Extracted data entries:
***

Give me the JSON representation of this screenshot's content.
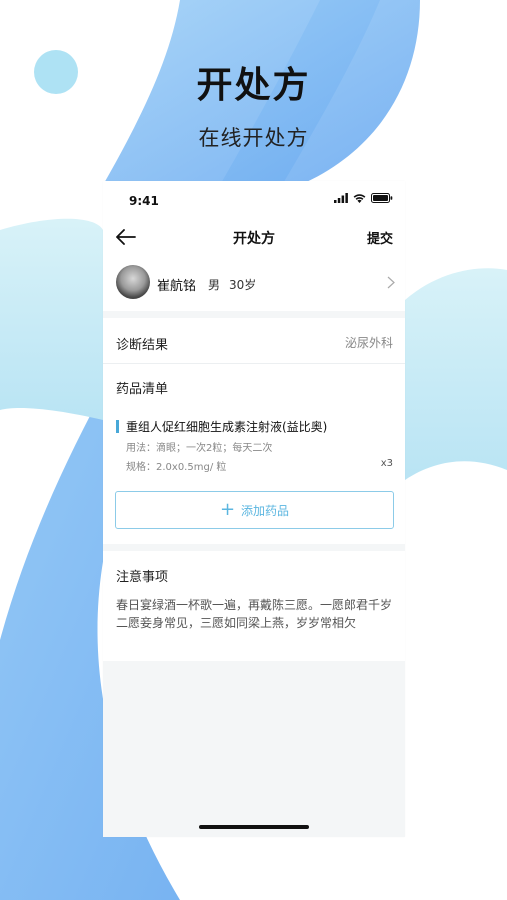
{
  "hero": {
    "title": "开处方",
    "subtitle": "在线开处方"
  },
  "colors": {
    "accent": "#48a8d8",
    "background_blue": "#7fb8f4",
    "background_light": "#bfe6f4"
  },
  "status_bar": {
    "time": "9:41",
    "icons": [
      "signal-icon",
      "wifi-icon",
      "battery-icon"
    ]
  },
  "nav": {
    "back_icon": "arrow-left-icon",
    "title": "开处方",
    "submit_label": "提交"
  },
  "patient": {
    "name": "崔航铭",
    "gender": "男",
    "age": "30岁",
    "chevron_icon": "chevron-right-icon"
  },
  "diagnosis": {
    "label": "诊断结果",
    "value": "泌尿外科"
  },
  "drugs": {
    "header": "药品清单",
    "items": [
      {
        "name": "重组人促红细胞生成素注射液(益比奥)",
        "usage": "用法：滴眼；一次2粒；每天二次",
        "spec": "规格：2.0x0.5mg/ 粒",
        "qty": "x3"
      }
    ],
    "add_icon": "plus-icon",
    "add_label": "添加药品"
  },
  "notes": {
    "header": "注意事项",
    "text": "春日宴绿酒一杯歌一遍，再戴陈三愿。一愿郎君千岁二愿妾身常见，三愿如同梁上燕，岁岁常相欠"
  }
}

***

● **Instruction**:
Pictures are to be left out; all else in the entries above is to be quoted exactly.

● **Exercise answer**:
Give me the JSON representation of this screenshot's content.
{
  "hero": {
    "title": "开处方",
    "subtitle": "在线开处方"
  },
  "colors": {
    "accent": "#48a8d8",
    "background_blue": "#7fb8f4",
    "background_light": "#bfe6f4"
  },
  "status_bar": {
    "time": "9:41",
    "icons": [
      "signal-icon",
      "wifi-icon",
      "battery-icon"
    ]
  },
  "nav": {
    "back_icon": "arrow-left-icon",
    "title": "开处方",
    "submit_label": "提交"
  },
  "patient": {
    "name": "崔航铭",
    "gender": "男",
    "age": "30岁",
    "chevron_icon": "chevron-right-icon"
  },
  "diagnosis": {
    "label": "诊断结果",
    "value": "泌尿外科"
  },
  "drugs": {
    "header": "药品清单",
    "items": [
      {
        "name": "重组人促红细胞生成素注射液(益比奥)",
        "usage": "用法：滴眼；一次2粒；每天二次",
        "spec": "规格：2.0x0.5mg/ 粒",
        "qty": "x3"
      }
    ],
    "add_icon": "plus-icon",
    "add_label": "添加药品"
  },
  "notes": {
    "header": "注意事项",
    "text": "春日宴绿酒一杯歌一遍，再戴陈三愿。一愿郎君千岁二愿妾身常见，三愿如同梁上燕，岁岁常相欠"
  }
}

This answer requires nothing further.